→ Records provided:

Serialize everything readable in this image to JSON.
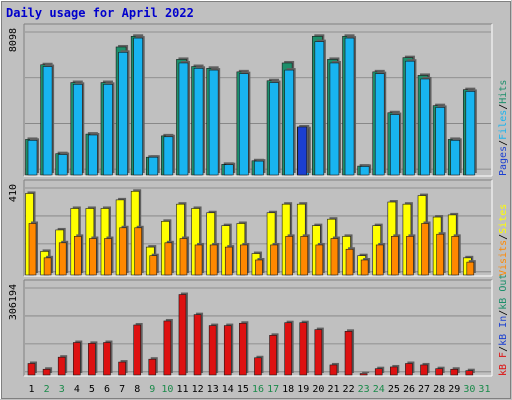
{
  "chart_data": {
    "type": "bar",
    "title": "Daily usage for April 2022",
    "categories": [
      "1",
      "2",
      "3",
      "4",
      "5",
      "6",
      "7",
      "8",
      "9",
      "10",
      "11",
      "12",
      "13",
      "14",
      "15",
      "16",
      "17",
      "18",
      "19",
      "20",
      "21",
      "22",
      "23",
      "24",
      "25",
      "26",
      "27",
      "28",
      "29",
      "30",
      "31"
    ],
    "weekend_days": [
      "2",
      "3",
      "9",
      "10",
      "16",
      "17",
      "23",
      "24",
      "30",
      "31"
    ],
    "panels": [
      {
        "id": "hits",
        "max_label": "8098",
        "ymax": 8098,
        "legend": [
          "Pages",
          "/",
          "Files",
          "/",
          "Hits"
        ],
        "series": [
          {
            "name": "Hits",
            "values": [
              2000,
              6200,
              1200,
              5200,
              2300,
              5200,
              7200,
              7800,
              1000,
              2200,
              6500,
              6100,
              6000,
              600,
              5800,
              800,
              5300,
              6300,
              2700,
              7800,
              6500,
              7800,
              500,
              5800,
              3500,
              6600,
              5600,
              3900,
              2000,
              4800,
              0
            ]
          },
          {
            "name": "Files",
            "values": [
              1950,
              6100,
              1150,
              5100,
              2250,
              5100,
              6900,
              7700,
              1000,
              2150,
              6300,
              6000,
              5900,
              580,
              5700,
              780,
              5200,
              5900,
              2600,
              7500,
              6300,
              7700,
              480,
              5700,
              3400,
              6400,
              5400,
              3800,
              1950,
              4700,
              0
            ]
          },
          {
            "name": "Pages",
            "values": [
              0,
              0,
              0,
              0,
              0,
              0,
              0,
              0,
              0,
              0,
              0,
              0,
              0,
              0,
              0,
              0,
              0,
              0,
              2700,
              0,
              0,
              0,
              0,
              0,
              0,
              0,
              0,
              0,
              0,
              0,
              0
            ]
          }
        ]
      },
      {
        "id": "visits",
        "max_label": "410",
        "ymax": 410,
        "legend": [
          "Visits",
          "/",
          "Sites"
        ],
        "series": [
          {
            "name": "Visits",
            "values": [
              380,
              110,
              210,
              310,
              310,
              310,
              350,
              390,
              130,
              250,
              330,
              310,
              290,
              230,
              240,
              100,
              290,
              330,
              330,
              230,
              260,
              180,
              90,
              230,
              340,
              330,
              370,
              270,
              280,
              80,
              0
            ]
          },
          {
            "name": "Sites",
            "values": [
              240,
              80,
              150,
              180,
              170,
              170,
              220,
              220,
              90,
              150,
              170,
              140,
              140,
              130,
              140,
              70,
              140,
              180,
              180,
              140,
              170,
              120,
              70,
              140,
              180,
              180,
              240,
              190,
              180,
              60,
              0
            ]
          }
        ]
      },
      {
        "id": "kbytes",
        "max_label": "306194",
        "ymax": 306194,
        "legend": [
          "kB F",
          "/",
          "kB In",
          "/",
          "kB Out"
        ],
        "series": [
          {
            "name": "kB F",
            "values": [
              40000,
              20000,
              62000,
              113000,
              110000,
              113000,
              45000,
              174000,
              55000,
              188000,
              280000,
              210000,
              172000,
              172000,
              180000,
              60000,
              138000,
              182000,
              182000,
              158000,
              35000,
              152000,
              5000,
              22000,
              28000,
              40000,
              35000,
              22000,
              20000,
              15000,
              0
            ]
          }
        ]
      }
    ],
    "colors": {
      "hits": "#1d8f6b",
      "files": "#18b4f0",
      "pages": "#1b3fd1",
      "visits": "#ffff00",
      "sites": "#ff8800",
      "kbytes": "#dd1111",
      "title": "#0000cc",
      "weekday_label": "#000000",
      "weekend_label": "#1a8a4a"
    },
    "grid": true
  }
}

→ Exercise brief: Every line above should be returned exactly; the pictures stay out.

→ Problem solution:
Serialize everything readable in this image to JSON.
{
  "chart_data": {
    "type": "bar",
    "title": "Daily usage for April 2022",
    "categories": [
      "1",
      "2",
      "3",
      "4",
      "5",
      "6",
      "7",
      "8",
      "9",
      "10",
      "11",
      "12",
      "13",
      "14",
      "15",
      "16",
      "17",
      "18",
      "19",
      "20",
      "21",
      "22",
      "23",
      "24",
      "25",
      "26",
      "27",
      "28",
      "29",
      "30",
      "31"
    ],
    "weekend_days": [
      "2",
      "3",
      "9",
      "10",
      "16",
      "17",
      "23",
      "24",
      "30",
      "31"
    ],
    "panels": [
      {
        "id": "hits",
        "max_label": "8098",
        "ymax": 8098,
        "legend": [
          "Pages",
          "/",
          "Files",
          "/",
          "Hits"
        ],
        "series": [
          {
            "name": "Hits",
            "values": [
              2000,
              6200,
              1200,
              5200,
              2300,
              5200,
              7200,
              7800,
              1000,
              2200,
              6500,
              6100,
              6000,
              600,
              5800,
              800,
              5300,
              6300,
              2700,
              7800,
              6500,
              7800,
              500,
              5800,
              3500,
              6600,
              5600,
              3900,
              2000,
              4800,
              0
            ]
          },
          {
            "name": "Files",
            "values": [
              1950,
              6100,
              1150,
              5100,
              2250,
              5100,
              6900,
              7700,
              1000,
              2150,
              6300,
              6000,
              5900,
              580,
              5700,
              780,
              5200,
              5900,
              2600,
              7500,
              6300,
              7700,
              480,
              5700,
              3400,
              6400,
              5400,
              3800,
              1950,
              4700,
              0
            ]
          },
          {
            "name": "Pages",
            "values": [
              0,
              0,
              0,
              0,
              0,
              0,
              0,
              0,
              0,
              0,
              0,
              0,
              0,
              0,
              0,
              0,
              0,
              0,
              2700,
              0,
              0,
              0,
              0,
              0,
              0,
              0,
              0,
              0,
              0,
              0,
              0
            ]
          }
        ]
      },
      {
        "id": "visits",
        "max_label": "410",
        "ymax": 410,
        "legend": [
          "Visits",
          "/",
          "Sites"
        ],
        "series": [
          {
            "name": "Visits",
            "values": [
              380,
              110,
              210,
              310,
              310,
              310,
              350,
              390,
              130,
              250,
              330,
              310,
              290,
              230,
              240,
              100,
              290,
              330,
              330,
              230,
              260,
              180,
              90,
              230,
              340,
              330,
              370,
              270,
              280,
              80,
              0
            ]
          },
          {
            "name": "Sites",
            "values": [
              240,
              80,
              150,
              180,
              170,
              170,
              220,
              220,
              90,
              150,
              170,
              140,
              140,
              130,
              140,
              70,
              140,
              180,
              180,
              140,
              170,
              120,
              70,
              140,
              180,
              180,
              240,
              190,
              180,
              60,
              0
            ]
          }
        ]
      },
      {
        "id": "kbytes",
        "max_label": "306194",
        "ymax": 306194,
        "legend": [
          "kB F",
          "/",
          "kB In",
          "/",
          "kB Out"
        ],
        "series": [
          {
            "name": "kB F",
            "values": [
              40000,
              20000,
              62000,
              113000,
              110000,
              113000,
              45000,
              174000,
              55000,
              188000,
              280000,
              210000,
              172000,
              172000,
              180000,
              60000,
              138000,
              182000,
              182000,
              158000,
              35000,
              152000,
              5000,
              22000,
              28000,
              40000,
              35000,
              22000,
              20000,
              15000,
              0
            ]
          }
        ]
      }
    ],
    "colors": {
      "hits": "#1d8f6b",
      "files": "#18b4f0",
      "pages": "#1b3fd1",
      "visits": "#ffff00",
      "sites": "#ff8800",
      "kbytes": "#dd1111",
      "title": "#0000cc",
      "weekday_label": "#000000",
      "weekend_label": "#1a8a4a"
    },
    "grid": true
  }
}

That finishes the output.